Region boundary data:

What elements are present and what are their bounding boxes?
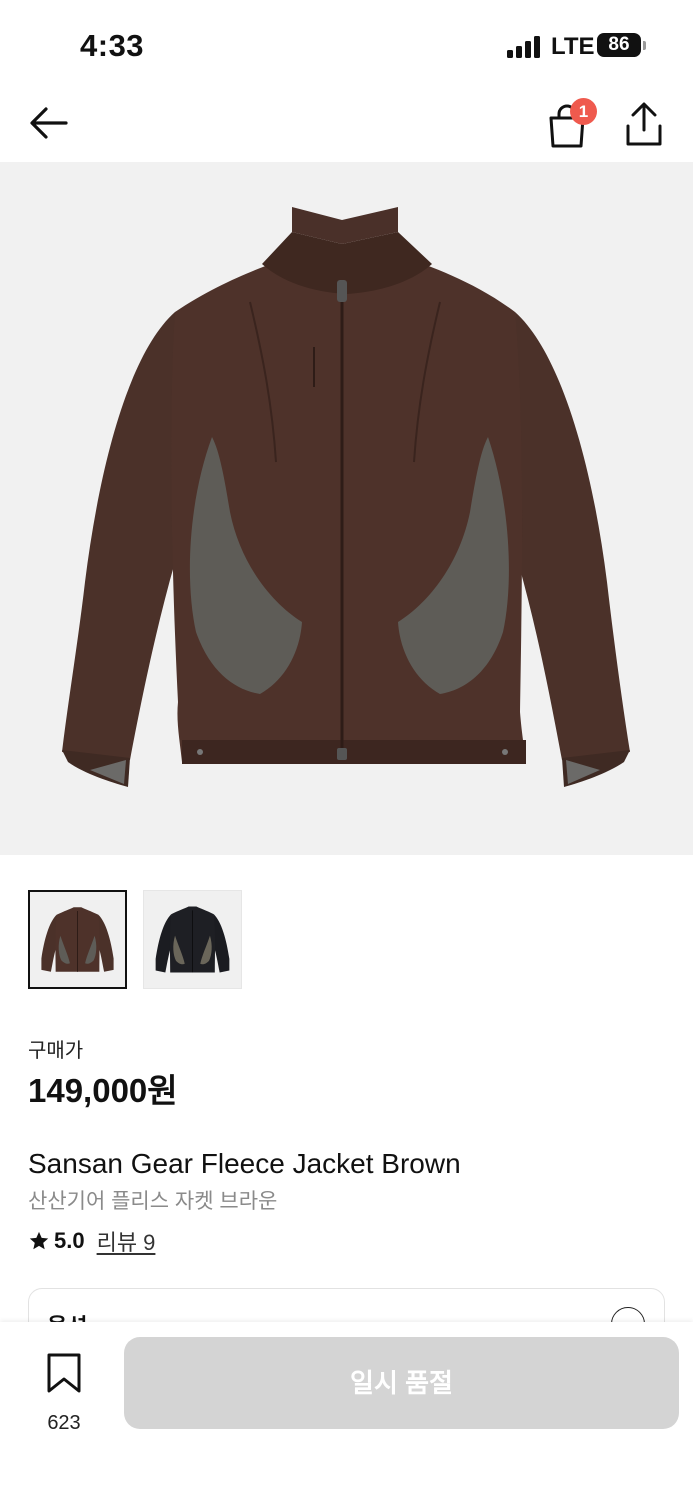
- rating-row: 5.0 리뷰 9: [28, 1226, 155, 1256]
- nav-bar: 1: [0, 90, 693, 162]
- bookmark-count: 623: [47, 1412, 81, 1434]
- back-button[interactable]: [24, 100, 74, 146]
- battery-tip: [643, 41, 646, 50]
- thumbnail-black-jacket: [155, 906, 230, 973]
- product-title-ko: 산산기어 플리스 자켓 브라운: [28, 1190, 278, 1213]
- network-label: LTE: [551, 33, 595, 60]
- price-label: 구매가: [28, 1040, 84, 1062]
- thumbnail-2[interactable]: [143, 890, 242, 989]
- battery-icon: 86: [597, 33, 641, 57]
- product-detail-screen: 4:33 LTE 86 1 구매가 149,000원 Sansan Gear F…: [0, 0, 693, 1500]
- rating-value: 5.0: [54, 1228, 85, 1253]
- thumbnail-brown-jacket: [41, 907, 114, 972]
- product-main-image[interactable]: [0, 162, 693, 855]
- arrow-left-icon: [30, 107, 68, 139]
- soldout-button[interactable]: 일시 품절: [124, 1337, 679, 1429]
- share-button[interactable]: [622, 100, 666, 148]
- jacket-image: [62, 207, 630, 787]
- share-icon: [626, 102, 662, 146]
- star-icon: [29, 1231, 49, 1250]
- cart-badge: 1: [570, 98, 597, 125]
- bookmark-icon: [47, 1353, 81, 1393]
- status-bar: 4:33 LTE 86: [0, 0, 693, 90]
- bottom-action-bar: 623 일시 품절: [0, 1322, 693, 1500]
- status-time: 4:33: [80, 28, 145, 63]
- product-title-en: Sansan Gear Fleece Jacket Brown: [28, 1148, 461, 1179]
- price: 149,000원: [28, 1072, 178, 1109]
- bookmark-button[interactable]: 623: [28, 1348, 100, 1434]
- signal-icon: [507, 36, 543, 58]
- review-link[interactable]: 리뷰 9: [97, 1225, 156, 1257]
- thumbnail-1[interactable]: [28, 890, 127, 989]
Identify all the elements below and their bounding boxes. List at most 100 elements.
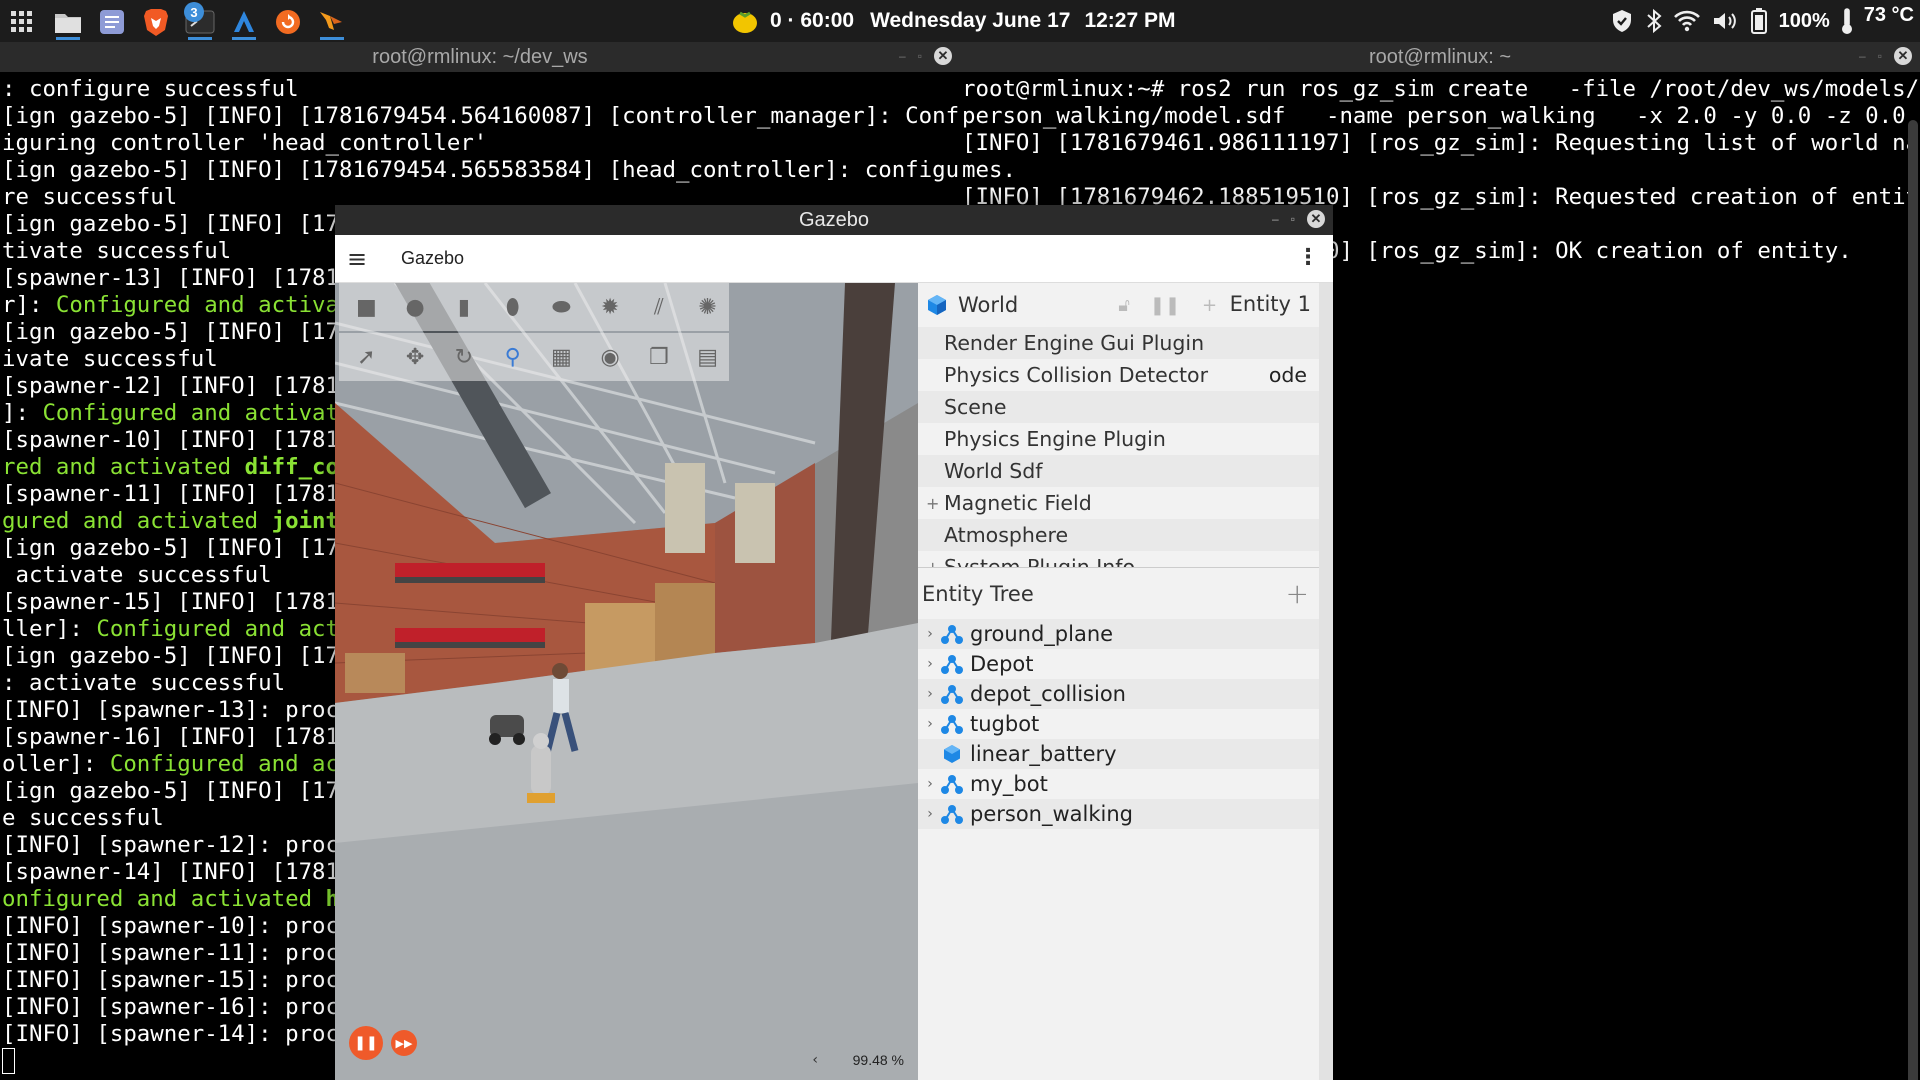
entity-tree-item[interactable]: › depot_collision [918,679,1333,709]
component-row[interactable]: Physics Engine Plugin [918,423,1333,455]
panel-scrollbar[interactable] [1319,283,1333,1080]
chevron-right-icon[interactable]: › [920,806,940,822]
chevron-right-icon[interactable]: › [920,776,940,792]
paste-icon[interactable]: ▤ [686,337,729,377]
gazebo-app-title: Gazebo [401,248,465,268]
pause-button[interactable]: ❚❚ [349,1026,383,1060]
scene-3d-viewport[interactable]: ■ ● ▮ ⬮ ⬬ ✹ ⫽ ✺ ➚ ✥ ↻ ⚲ ▦ ◉ ❐ ▤ ❚❚ ▶▶ ‹ … [335,283,918,1080]
cylinder-shape-icon[interactable]: ▮ [443,287,486,327]
terminal-text-segment: [ign gazebo-5] [INFO] [178 [2,778,353,804]
minimize-icon[interactable]: ‒ [1859,49,1866,63]
component-row[interactable]: + Magnetic Field [918,487,1333,519]
add-entity-icon[interactable]: + [1286,577,1309,610]
entity-tree-item[interactable]: › my_bot [918,769,1333,799]
entity-tree-item[interactable]: linear_battery [918,739,1333,769]
close-icon[interactable]: ✕ [934,47,952,65]
close-icon[interactable]: ✕ [1894,47,1912,65]
collapse-stats-icon[interactable]: ‹ [812,1052,818,1068]
entity-cube-icon [940,743,964,765]
entity-tree-item[interactable]: › ground_plane [918,619,1333,649]
terminal-line: iguring controller 'head_controller' [2,130,960,157]
system-tray[interactable]: 100% 73 °C [1609,0,1914,42]
world-cube-icon [928,295,946,315]
terminal-scrollbar[interactable] [1908,120,1918,1080]
hamburger-menu-icon[interactable]: ≡ [335,245,379,273]
terminal-titlebar[interactable]: root@rmlinux: ~/dev_ws ‒ ▫ ✕ [0,42,960,72]
grid-icon[interactable]: ▦ [540,337,583,377]
battery-icon[interactable] [1749,7,1769,35]
maximize-icon[interactable]: ▫ [1291,212,1295,226]
component-row[interactable]: Physics Collision Detector ode [918,359,1333,391]
chevron-right-icon[interactable]: › [920,656,940,672]
terminal-text-segment: [INFO] [spawner-14]: proce [2,1021,353,1047]
lock-icon[interactable]: 🔓︎ [1118,295,1130,316]
spot-light-icon[interactable]: ✺ [686,287,729,327]
expand-icon[interactable]: + [926,494,939,513]
add-icon[interactable]: + [1202,295,1217,316]
chevron-right-icon[interactable]: › [920,686,940,702]
bluetooth-icon[interactable] [1645,8,1663,34]
chevron-right-icon[interactable]: › [920,716,940,732]
brave-browser-icon[interactable] [138,4,174,40]
updater-icon[interactable] [270,4,306,40]
maximize-icon[interactable]: ▫ [1878,49,1882,63]
directional-light-icon[interactable]: ⫽ [638,287,681,327]
point-light-icon[interactable]: ✹ [589,287,632,327]
component-row[interactable]: Render Engine Gui Plugin [918,327,1333,359]
entity-tree-item[interactable]: › person_walking [918,799,1333,829]
component-value: ode [1268,363,1307,387]
copy-icon[interactable]: ❐ [638,337,681,377]
chevron-right-icon[interactable]: › [920,626,940,642]
step-forward-button[interactable]: ▶▶ [391,1030,417,1056]
minimize-icon[interactable]: ‒ [1272,212,1279,226]
pause-inspector-icon[interactable]: ❚❚ [1150,295,1180,316]
close-icon[interactable]: ✕ [1307,210,1325,228]
terminal-text-segment: [spawner-13] [INFO] [17816 [2,265,353,291]
maximize-icon[interactable]: ▫ [918,49,922,63]
capsule-shape-icon[interactable]: ⬮ [491,287,534,327]
sphere-shape-icon[interactable]: ● [394,287,437,327]
app-grid-icon[interactable] [4,4,40,40]
vscode-icon[interactable] [226,4,262,40]
model-icon [940,623,964,645]
gazebo-window[interactable]: Gazebo ‒ ▫ ✕ ≡ Gazebo ⋮ ■ ● ▮ ⬮ ⬬ ✹ ⫽ ✺ … [335,205,1333,1080]
terminal-titlebar[interactable]: root@rmlinux: ~ ‒ ▫ ✕ [960,42,1920,72]
component-row[interactable]: Scene [918,391,1333,423]
terminal-icon[interactable]: 3 [182,2,218,40]
gazebo-icon[interactable] [314,4,350,40]
wifi-icon[interactable] [1673,9,1701,33]
more-options-icon[interactable]: ⋮ [1297,245,1319,270]
screenshot-camera-icon[interactable]: ◉ [589,337,632,377]
terminal-line: [INFO] [1781679461.986111197] [ros_gz_si… [962,130,1920,156]
entity-tree-item[interactable]: › Depot [918,649,1333,679]
shield-icon[interactable] [1609,8,1635,34]
terminal-text-segment: r]: [2,292,56,318]
gazebo-titlebar[interactable]: Gazebo ‒ ▫ ✕ [335,205,1333,235]
expand-icon[interactable]: + [926,558,939,568]
clock-area[interactable]: 0 · 60:00 Wednesday June 17 12:27 PM [730,0,1175,42]
terminal-text-segment: e successful [2,805,164,831]
terminal-text-segment: [spawner-12] [INFO] [17816 [2,373,353,399]
component-list[interactable]: Render Engine Gui Plugin Physics Collisio… [918,327,1333,567]
text-editor-icon[interactable] [94,4,130,40]
entity-tree-item[interactable]: › tugbot [918,709,1333,739]
translate-icon[interactable]: ✥ [394,337,437,377]
terminal-text-segment: [spawner-16] [INFO] [17816 [2,724,353,750]
snap-icon[interactable]: ⚲ [491,337,534,377]
minimize-icon[interactable]: ‒ [899,49,906,63]
thermometer-icon[interactable] [1840,7,1854,35]
volume-icon[interactable] [1711,9,1739,33]
select-arrow-icon[interactable]: ➚ [345,337,388,377]
component-row[interactable]: + System Plugin Info [918,551,1333,567]
files-icon[interactable] [50,4,86,40]
terminal-text-segment: [spawner-15] [INFO] [17816 [2,589,353,615]
rotate-icon[interactable]: ↻ [443,337,486,377]
component-name: Physics Engine Plugin [944,427,1166,451]
ellipsoid-shape-icon[interactable]: ⬬ [540,287,583,327]
box-shape-icon[interactable]: ■ [345,287,388,327]
component-row[interactable]: Atmosphere [918,519,1333,551]
component-row[interactable]: World Sdf [918,455,1333,487]
terminal-text-segment: [spawner-14] [INFO] [17816 [2,859,353,885]
entity-tree[interactable]: › ground_plane › Depot › depot_collision › tugb… [918,619,1333,829]
terminal-text-segment: [INFO] [spawner-15]: proce [2,967,353,993]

SET TASK: Copy out the lines of the data above, from the line with "entity-tree-item[interactable]: › depot_collision" up to and including the line with "terminal-line: iguring controller".

TASK RESPONSE:
entity-tree-item[interactable]: › depot_collision [918,679,1333,709]
component-row[interactable]: Physics Engine Plugin [918,423,1333,455]
panel-scrollbar[interactable] [1319,283,1333,1080]
chevron-right-icon[interactable]: › [920,806,940,822]
chevron-right-icon[interactable]: › [920,776,940,792]
paste-icon[interactable]: ▤ [686,337,729,377]
gazebo-app-title: Gazebo [401,248,465,268]
pause-button[interactable]: ❚❚ [349,1026,383,1060]
scene-3d-viewport[interactable]: ■ ● ▮ ⬮ ⬬ ✹ ⫽ ✺ ➚ ✥ ↻ ⚲ ▦ ◉ ❐ ▤ ❚❚ ▶▶ ‹ … [335,283,918,1080]
cylinder-shape-icon[interactable]: ▮ [443,287,486,327]
terminal-text-segment: [ign gazebo-5] [INFO] [178 [2,778,353,804]
minimize-icon[interactable]: ‒ [1859,49,1866,63]
component-row[interactable]: + Magnetic Field [918,487,1333,519]
add-entity-icon[interactable]: + [1286,577,1309,610]
entity-tree-item[interactable]: › my_bot [918,769,1333,799]
entity-tree-item[interactable]: linear_battery [918,739,1333,769]
close-icon[interactable]: ✕ [934,47,952,65]
close-icon[interactable]: ✕ [1894,47,1912,65]
collapse-stats-icon[interactable]: ‹ [812,1052,818,1068]
entity-cube-icon [940,743,964,765]
entity-tree-item[interactable]: › ground_plane [918,619,1333,649]
terminal-line: iguring controller 'head_controller' [2,130,960,157]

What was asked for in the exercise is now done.